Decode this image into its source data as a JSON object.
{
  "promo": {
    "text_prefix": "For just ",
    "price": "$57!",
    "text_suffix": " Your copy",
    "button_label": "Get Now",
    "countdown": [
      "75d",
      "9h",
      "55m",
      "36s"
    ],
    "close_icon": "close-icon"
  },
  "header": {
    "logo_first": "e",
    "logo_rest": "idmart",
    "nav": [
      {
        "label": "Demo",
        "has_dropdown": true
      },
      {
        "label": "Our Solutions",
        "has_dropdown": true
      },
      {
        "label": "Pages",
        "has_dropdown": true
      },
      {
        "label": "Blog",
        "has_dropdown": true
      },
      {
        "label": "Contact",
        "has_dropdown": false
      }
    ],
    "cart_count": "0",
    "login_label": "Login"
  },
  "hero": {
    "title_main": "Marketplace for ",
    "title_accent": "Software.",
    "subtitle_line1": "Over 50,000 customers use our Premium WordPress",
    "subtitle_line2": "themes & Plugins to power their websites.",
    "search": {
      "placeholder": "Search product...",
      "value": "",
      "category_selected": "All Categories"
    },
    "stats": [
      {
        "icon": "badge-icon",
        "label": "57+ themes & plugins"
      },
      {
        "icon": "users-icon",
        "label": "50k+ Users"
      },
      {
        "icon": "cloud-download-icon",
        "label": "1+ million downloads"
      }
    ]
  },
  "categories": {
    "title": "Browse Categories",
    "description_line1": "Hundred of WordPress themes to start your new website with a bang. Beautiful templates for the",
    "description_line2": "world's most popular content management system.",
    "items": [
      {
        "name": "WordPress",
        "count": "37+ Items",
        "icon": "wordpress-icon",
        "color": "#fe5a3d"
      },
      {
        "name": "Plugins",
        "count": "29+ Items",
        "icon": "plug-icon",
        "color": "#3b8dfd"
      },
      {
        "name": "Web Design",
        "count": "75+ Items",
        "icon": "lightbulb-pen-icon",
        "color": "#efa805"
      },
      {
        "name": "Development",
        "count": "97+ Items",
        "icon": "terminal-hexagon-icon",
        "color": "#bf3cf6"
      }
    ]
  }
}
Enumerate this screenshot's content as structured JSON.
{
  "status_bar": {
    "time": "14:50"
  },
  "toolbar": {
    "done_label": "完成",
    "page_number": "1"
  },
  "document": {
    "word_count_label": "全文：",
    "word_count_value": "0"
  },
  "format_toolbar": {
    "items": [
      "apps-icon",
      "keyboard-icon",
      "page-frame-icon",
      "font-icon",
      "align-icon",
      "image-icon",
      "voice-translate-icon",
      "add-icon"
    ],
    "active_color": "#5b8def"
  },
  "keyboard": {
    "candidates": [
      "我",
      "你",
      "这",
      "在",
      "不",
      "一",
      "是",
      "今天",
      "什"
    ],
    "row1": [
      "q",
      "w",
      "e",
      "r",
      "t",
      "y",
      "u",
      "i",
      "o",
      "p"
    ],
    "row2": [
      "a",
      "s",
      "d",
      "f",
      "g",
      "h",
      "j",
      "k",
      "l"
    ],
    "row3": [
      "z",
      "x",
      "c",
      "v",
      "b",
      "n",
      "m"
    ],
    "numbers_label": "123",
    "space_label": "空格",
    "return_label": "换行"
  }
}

※

- Given task
Exactly as shown, repeat every record.

- Finished task
Decode this image into its source data as a JSON object.
{
  "promo": {
    "text_prefix": "For just ",
    "price": "$57!",
    "text_suffix": " Your copy",
    "button_label": "Get Now",
    "countdown": [
      "75d",
      "9h",
      "55m",
      "36s"
    ],
    "close_icon": "close-icon"
  },
  "header": {
    "logo_first": "e",
    "logo_rest": "idmart",
    "nav": [
      {
        "label": "Demo",
        "has_dropdown": true
      },
      {
        "label": "Our Solutions",
        "has_dropdown": true
      },
      {
        "label": "Pages",
        "has_dropdown": true
      },
      {
        "label": "Blog",
        "has_dropdown": true
      },
      {
        "label": "Contact",
        "has_dropdown": false
      }
    ],
    "cart_count": "0",
    "login_label": "Login"
  },
  "hero": {
    "title_main": "Marketplace for ",
    "title_accent": "Software.",
    "subtitle_line1": "Over 50,000 customers use our Premium WordPress",
    "subtitle_line2": "themes & Plugins to power their websites.",
    "search": {
      "placeholder": "Search product...",
      "value": "",
      "category_selected": "All Categories"
    },
    "stats": [
      {
        "icon": "badge-icon",
        "label": "57+ themes & plugins"
      },
      {
        "icon": "users-icon",
        "label": "50k+ Users"
      },
      {
        "icon": "cloud-download-icon",
        "label": "1+ million downloads"
      }
    ]
  },
  "categories": {
    "title": "Browse Categories",
    "description_line1": "Hundred of WordPress themes to start your new website with a bang. Beautiful templates for the",
    "description_line2": "world's most popular content management system.",
    "items": [
      {
        "name": "WordPress",
        "count": "37+ Items",
        "icon": "wordpress-icon",
        "color": "#fe5a3d"
      },
      {
        "name": "Plugins",
        "count": "29+ Items",
        "icon": "plug-icon",
        "color": "#3b8dfd"
      },
      {
        "name": "Web Design",
        "count": "75+ Items",
        "icon": "lightbulb-pen-icon",
        "color": "#efa805"
      },
      {
        "name": "Development",
        "count": "97+ Items",
        "icon": "terminal-hexagon-icon",
        "color": "#bf3cf6"
      }
    ]
  }
}
Enumerate this screenshot's content as structured JSON.
{
  "status_bar": {
    "time": "14:50"
  },
  "toolbar": {
    "done_label": "完成",
    "page_number": "1"
  },
  "document": {
    "word_count_label": "全文：",
    "word_count_value": "0"
  },
  "format_toolbar": {
    "items": [
      "apps-icon",
      "keyboard-icon",
      "page-frame-icon",
      "font-icon",
      "align-icon",
      "image-icon",
      "voice-translate-icon",
      "add-icon"
    ],
    "active_color": "#5b8def"
  },
  "keyboard": {
    "candidates": [
      "我",
      "你",
      "这",
      "在",
      "不",
      "一",
      "是",
      "今天",
      "什"
    ],
    "row1": [
      "q",
      "w",
      "e",
      "r",
      "t",
      "y",
      "u",
      "i",
      "o",
      "p"
    ],
    "row2": [
      "a",
      "s",
      "d",
      "f",
      "g",
      "h",
      "j",
      "k",
      "l"
    ],
    "row3": [
      "z",
      "x",
      "c",
      "v",
      "b",
      "n",
      "m"
    ],
    "numbers_label": "123",
    "space_label": "空格",
    "return_label": "换行"
  }
}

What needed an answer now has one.